EXERCISE AIM: Can you copy out every one of the entries below word for word, leaving out the pictures?

(Element region listings)
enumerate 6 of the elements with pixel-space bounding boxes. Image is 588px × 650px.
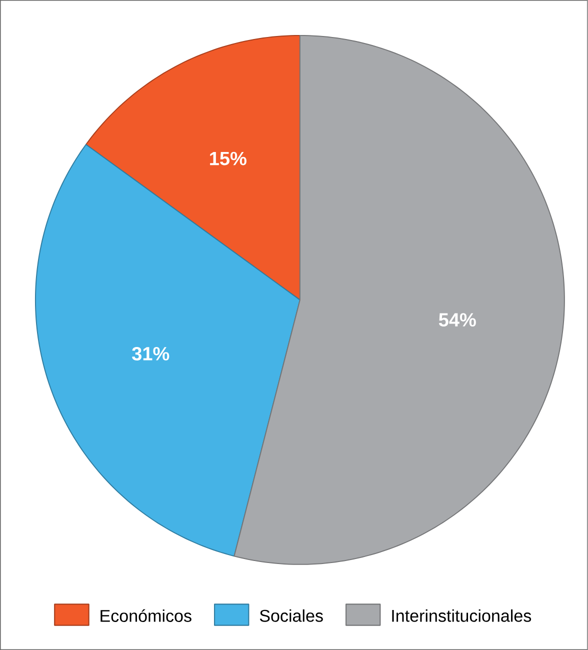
legend-label: Sociales [260,609,323,622]
data-label: 15% [210,152,247,166]
legend-label: Económicos [100,609,192,622]
data-label: 31% [132,346,170,360]
legend-label: Interinstitucionales [392,609,532,622]
data-label: 54% [438,313,476,327]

REPLY TO THE EXERCISE:
enumerate 6 of the elements with pixel-space bounding boxes. Image is 588px × 650px.
legend-label: Sociales [260,609,323,622]
data-label: 15% [210,152,247,166]
legend-label: Económicos [100,609,192,622]
data-label: 31% [132,346,170,360]
legend-label: Interinstitucionales [392,609,532,622]
data-label: 54% [438,313,476,327]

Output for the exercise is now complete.